Output the data word for word, dropping every image.
■ ■ ■ ■
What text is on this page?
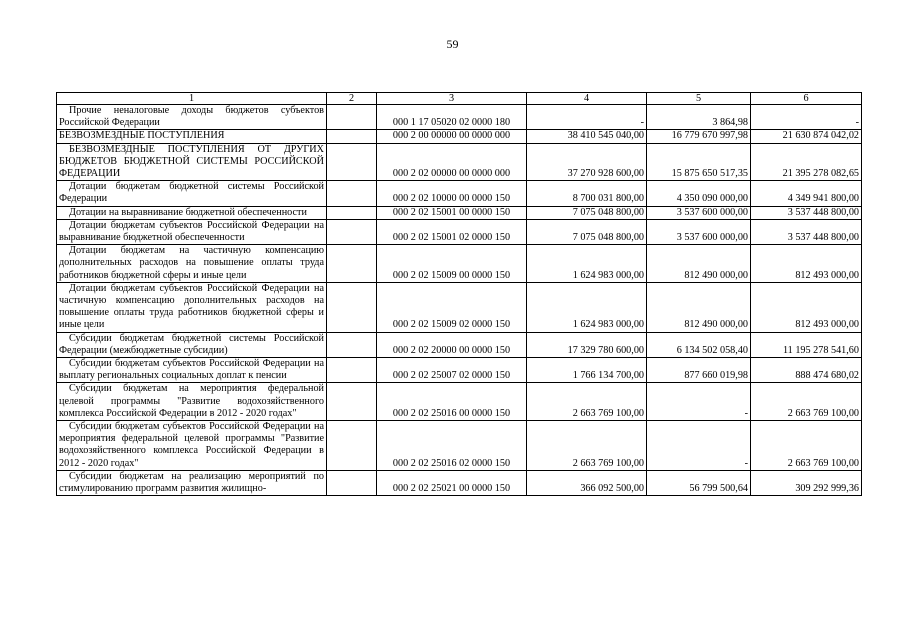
59
1	2	3	4	5	6
Прочие неналоговые доходы бюджетов субъектов Российской Федерации		000 1 17 05020 02 0000 180	-	3 864,98	-
БЕЗВОЗМЕЗДНЫЕ ПОСТУПЛЕНИЯ		000 2 00 00000 00 0000 000	38 410 545 040,00	16 779 670 997,98	21 630 874 042,02
БЕЗВОЗМЕЗДНЫЕ ПОСТУПЛЕНИЯ ОТ ДРУГИХ БЮДЖЕТОВ БЮДЖЕТНОЙ СИСТЕМЫ РОССИЙСКОЙ ФЕДЕРАЦИИ		000 2 02 00000 00 0000 000	37 270 928 600,00	15 875 650 517,35	21 395 278 082,65
Дотации бюджетам бюджетной системы Российской Федерации		000 2 02 10000 00 0000 150	8 700 031 800,00	4 350 090 000,00	4 349 941 800,00
Дотации на выравнивание бюджетной обеспеченности		000 2 02 15001 00 0000 150	7 075 048 800,00	3 537 600 000,00	3 537 448 800,00
Дотации бюджетам субъектов Российской Федерации на выравнивание бюджетной обеспеченности		000 2 02 15001 02 0000 150	7 075 048 800,00	3 537 600 000,00	3 537 448 800,00
Дотации бюджетам на частичную компенсацию дополнительных расходов на повышение оплаты труда работников бюджетной сферы и иные цели		000 2 02 15009 00 0000 150	1 624 983 000,00	812 490 000,00	812 493 000,00
Дотации бюджетам субъектов Российской Федерации на частичную компенсацию дополнительных расходов на повышение оплаты труда работников бюджетной сферы и иные цели		000 2 02 15009 02 0000 150	1 624 983 000,00	812 490 000,00	812 493 000,00
Субсидии бюджетам бюджетной системы Российской Федерации (межбюджетные субсидии)		000 2 02 20000 00 0000 150	17 329 780 600,00	6 134 502 058,40	11 195 278 541,60
Субсидии бюджетам субъектов Российской Федерации на выплату региональных социальных доплат к пенсии		000 2 02 25007 02 0000 150	1 766 134 700,00	877 660 019,98	888 474 680,02
Субсидии бюджетам на мероприятия федеральной целевой программы "Развитие водохозяйственного комплекса Российской Федерации в 2012 - 2020 годах"		000 2 02 25016 00 0000 150	2 663 769 100,00	-	2 663 769 100,00
Субсидии бюджетам субъектов Российской Федерации на мероприятия федеральной целевой программы "Развитие водохозяйственного комплекса Российской Федерации в 2012 - 2020 годах"		000 2 02 25016 02 0000 150	2 663 769 100,00	-	2 663 769 100,00
Субсидии бюджетам на реализацию мероприятий по стимулированию программ развития жилищно-		000 2 02 25021 00 0000 150	366 092 500,00	56 799 500,64	309 292 999,36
■ ■ ■ ■
## ANSWER TO THE EXERCISE:
What text is on this page?
59
1	2	3	4	5	6
Прочие неналоговые доходы бюджетов субъектов Российской Федерации		000 1 17 05020 02 0000 180	-	3 864,98	-
БЕЗВОЗМЕЗДНЫЕ ПОСТУПЛЕНИЯ		000 2 00 00000 00 0000 000	38 410 545 040,00	16 779 670 997,98	21 630 874 042,02
БЕЗВОЗМЕЗДНЫЕ ПОСТУПЛЕНИЯ ОТ ДРУГИХ БЮДЖЕТОВ БЮДЖЕТНОЙ СИСТЕМЫ РОССИЙСКОЙ ФЕДЕРАЦИИ		000 2 02 00000 00 0000 000	37 270 928 600,00	15 875 650 517,35	21 395 278 082,65
Дотации бюджетам бюджетной системы Российской Федерации		000 2 02 10000 00 0000 150	8 700 031 800,00	4 350 090 000,00	4 349 941 800,00
Дотации на выравнивание бюджетной обеспеченности		000 2 02 15001 00 0000 150	7 075 048 800,00	3 537 600 000,00	3 537 448 800,00
Дотации бюджетам субъектов Российской Федерации на выравнивание бюджетной обеспеченности		000 2 02 15001 02 0000 150	7 075 048 800,00	3 537 600 000,00	3 537 448 800,00
Дотации бюджетам на частичную компенсацию дополнительных расходов на повышение оплаты труда работников бюджетной сферы и иные цели		000 2 02 15009 00 0000 150	1 624 983 000,00	812 490 000,00	812 493 000,00
Дотации бюджетам субъектов Российской Федерации на частичную компенсацию дополнительных расходов на повышение оплаты труда работников бюджетной сферы и иные цели		000 2 02 15009 02 0000 150	1 624 983 000,00	812 490 000,00	812 493 000,00
Субсидии бюджетам бюджетной системы Российской Федерации (межбюджетные субсидии)		000 2 02 20000 00 0000 150	17 329 780 600,00	6 134 502 058,40	11 195 278 541,60
Субсидии бюджетам субъектов Российской Федерации на выплату региональных социальных доплат к пенсии		000 2 02 25007 02 0000 150	1 766 134 700,00	877 660 019,98	888 474 680,02
Субсидии бюджетам на мероприятия федеральной целевой программы "Развитие водохозяйственного комплекса Российской Федерации в 2012 - 2020 годах"		000 2 02 25016 00 0000 150	2 663 769 100,00	-	2 663 769 100,00
Субсидии бюджетам субъектов Российской Федерации на мероприятия федеральной целевой программы "Развитие водохозяйственного комплекса Российской Федерации в 2012 - 2020 годах"		000 2 02 25016 02 0000 150	2 663 769 100,00	-	2 663 769 100,00
Субсидии бюджетам на реализацию мероприятий по стимулированию программ развития жилищно-		000 2 02 25021 00 0000 150	366 092 500,00	56 799 500,64	309 292 999,36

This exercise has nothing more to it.